> [What the task asks]
Restate the full set of records exactly, without adding or dropping a word.

— Start Material supplied —

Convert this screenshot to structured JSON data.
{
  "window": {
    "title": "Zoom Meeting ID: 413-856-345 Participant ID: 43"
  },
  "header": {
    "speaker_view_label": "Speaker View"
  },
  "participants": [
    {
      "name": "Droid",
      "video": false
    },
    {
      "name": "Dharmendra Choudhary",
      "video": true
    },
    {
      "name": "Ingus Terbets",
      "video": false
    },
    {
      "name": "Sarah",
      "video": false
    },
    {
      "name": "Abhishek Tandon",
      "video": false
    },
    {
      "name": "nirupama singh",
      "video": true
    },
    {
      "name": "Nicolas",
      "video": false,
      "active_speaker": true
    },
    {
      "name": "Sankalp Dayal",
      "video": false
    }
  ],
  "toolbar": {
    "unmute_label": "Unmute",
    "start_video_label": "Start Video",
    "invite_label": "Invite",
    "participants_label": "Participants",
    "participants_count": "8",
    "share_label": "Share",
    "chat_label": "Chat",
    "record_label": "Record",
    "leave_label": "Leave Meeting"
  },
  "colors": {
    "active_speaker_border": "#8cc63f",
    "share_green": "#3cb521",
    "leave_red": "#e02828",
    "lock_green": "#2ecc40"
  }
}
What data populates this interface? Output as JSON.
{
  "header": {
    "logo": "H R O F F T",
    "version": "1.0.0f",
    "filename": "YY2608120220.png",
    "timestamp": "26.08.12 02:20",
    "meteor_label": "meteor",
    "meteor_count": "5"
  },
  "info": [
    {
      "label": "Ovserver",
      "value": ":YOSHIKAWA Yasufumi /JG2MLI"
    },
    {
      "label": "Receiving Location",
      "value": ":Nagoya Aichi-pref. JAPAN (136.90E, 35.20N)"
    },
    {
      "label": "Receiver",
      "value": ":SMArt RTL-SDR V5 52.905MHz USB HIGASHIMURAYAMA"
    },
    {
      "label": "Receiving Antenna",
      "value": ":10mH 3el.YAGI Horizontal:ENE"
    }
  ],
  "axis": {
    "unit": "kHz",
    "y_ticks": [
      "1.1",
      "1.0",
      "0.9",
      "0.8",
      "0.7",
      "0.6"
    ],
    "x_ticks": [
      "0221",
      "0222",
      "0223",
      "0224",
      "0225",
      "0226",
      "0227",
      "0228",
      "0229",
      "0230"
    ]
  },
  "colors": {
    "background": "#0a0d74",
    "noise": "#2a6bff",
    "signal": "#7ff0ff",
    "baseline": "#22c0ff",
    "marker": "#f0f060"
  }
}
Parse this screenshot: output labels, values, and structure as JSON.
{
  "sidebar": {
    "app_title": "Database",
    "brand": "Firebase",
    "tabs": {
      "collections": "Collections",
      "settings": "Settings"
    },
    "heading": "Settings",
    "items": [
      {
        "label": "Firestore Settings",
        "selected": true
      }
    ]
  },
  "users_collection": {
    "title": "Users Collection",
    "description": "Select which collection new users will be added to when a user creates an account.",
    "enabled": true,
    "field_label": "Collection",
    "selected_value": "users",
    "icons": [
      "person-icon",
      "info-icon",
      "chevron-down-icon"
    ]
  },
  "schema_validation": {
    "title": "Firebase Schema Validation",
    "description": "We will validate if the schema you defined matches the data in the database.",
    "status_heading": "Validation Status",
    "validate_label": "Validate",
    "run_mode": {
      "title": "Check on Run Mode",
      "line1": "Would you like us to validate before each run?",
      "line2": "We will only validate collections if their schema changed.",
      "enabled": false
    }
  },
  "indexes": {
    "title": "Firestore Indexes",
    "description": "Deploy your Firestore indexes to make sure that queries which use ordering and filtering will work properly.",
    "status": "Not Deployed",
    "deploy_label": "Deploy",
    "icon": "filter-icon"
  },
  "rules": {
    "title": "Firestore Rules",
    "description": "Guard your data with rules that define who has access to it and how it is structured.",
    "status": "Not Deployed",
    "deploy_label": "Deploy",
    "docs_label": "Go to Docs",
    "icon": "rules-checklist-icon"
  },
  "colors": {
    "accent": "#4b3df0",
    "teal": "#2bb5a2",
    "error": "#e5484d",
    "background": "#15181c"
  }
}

— End Material supplied —

> [Finished exercise]
Convert this screenshot to structured JSON data.
{
  "window": {
    "title": "Zoom Meeting ID: 413-856-345 Participant ID: 43"
  },
  "header": {
    "speaker_view_label": "Speaker View"
  },
  "participants": [
    {
      "name": "Droid",
      "video": false
    },
    {
      "name": "Dharmendra Choudhary",
      "video": true
    },
    {
      "name": "Ingus Terbets",
      "video": false
    },
    {
      "name": "Sarah",
      "video": false
    },
    {
      "name": "Abhishek Tandon",
      "video": false
    },
    {
      "name": "nirupama singh",
      "video": true
    },
    {
      "name": "Nicolas",
      "video": false,
      "active_speaker": true
    },
    {
      "name": "Sankalp Dayal",
      "video": false
    }
  ],
  "toolbar": {
    "unmute_label": "Unmute",
    "start_video_label": "Start Video",
    "invite_label": "Invite",
    "participants_label": "Participants",
    "participants_count": "8",
    "share_label": "Share",
    "chat_label": "Chat",
    "record_label": "Record",
    "leave_label": "Leave Meeting"
  },
  "colors": {
    "active_speaker_border": "#8cc63f",
    "share_green": "#3cb521",
    "leave_red": "#e02828",
    "lock_green": "#2ecc40"
  }
}
What data populates this interface? Output as JSON.
{
  "header": {
    "logo": "H R O F F T",
    "version": "1.0.0f",
    "filename": "YY2608120220.png",
    "timestamp": "26.08.12 02:20",
    "meteor_label": "meteor",
    "meteor_count": "5"
  },
  "info": [
    {
      "label": "Ovserver",
      "value": ":YOSHIKAWA Yasufumi /JG2MLI"
    },
    {
      "label": "Receiving Location",
      "value": ":Nagoya Aichi-pref. JAPAN (136.90E, 35.20N)"
    },
    {
      "label": "Receiver",
      "value": ":SMArt RTL-SDR V5 52.905MHz USB HIGASHIMURAYAMA"
    },
    {
      "label": "Receiving Antenna",
      "value": ":10mH 3el.YAGI Horizontal:ENE"
    }
  ],
  "axis": {
    "unit": "kHz",
    "y_ticks": [
      "1.1",
      "1.0",
      "0.9",
      "0.8",
      "0.7",
      "0.6"
    ],
    "x_ticks": [
      "0221",
      "0222",
      "0223",
      "0224",
      "0225",
      "0226",
      "0227",
      "0228",
      "0229",
      "0230"
    ]
  },
  "colors": {
    "background": "#0a0d74",
    "noise": "#2a6bff",
    "signal": "#7ff0ff",
    "baseline": "#22c0ff",
    "marker": "#f0f060"
  }
}
Parse this screenshot: output labels, values, and structure as JSON.
{
  "sidebar": {
    "app_title": "Database",
    "brand": "Firebase",
    "tabs": {
      "collections": "Collections",
      "settings": "Settings"
    },
    "heading": "Settings",
    "items": [
      {
        "label": "Firestore Settings",
        "selected": true
      }
    ]
  },
  "users_collection": {
    "title": "Users Collection",
    "description": "Select which collection new users will be added to when a user creates an account.",
    "enabled": true,
    "field_label": "Collection",
    "selected_value": "users",
    "icons": [
      "person-icon",
      "info-icon",
      "chevron-down-icon"
    ]
  },
  "schema_validation": {
    "title": "Firebase Schema Validation",
    "description": "We will validate if the schema you defined matches the data in the database.",
    "status_heading": "Validation Status",
    "validate_label": "Validate",
    "run_mode": {
      "title": "Check on Run Mode",
      "line1": "Would you like us to validate before each run?",
      "line2": "We will only validate collections if their schema changed.",
      "enabled": false
    }
  },
  "indexes": {
    "title": "Firestore Indexes",
    "description": "Deploy your Firestore indexes to make sure that queries which use ordering and filtering will work properly.",
    "status": "Not Deployed",
    "deploy_label": "Deploy",
    "icon": "filter-icon"
  },
  "rules": {
    "title": "Firestore Rules",
    "description": "Guard your data with rules that define who has access to it and how it is structured.",
    "status": "Not Deployed",
    "deploy_label": "Deploy",
    "docs_label": "Go to Docs",
    "icon": "rules-checklist-icon"
  },
  "colors": {
    "accent": "#4b3df0",
    "teal": "#2bb5a2",
    "error": "#e5484d",
    "background": "#15181c"
  }
}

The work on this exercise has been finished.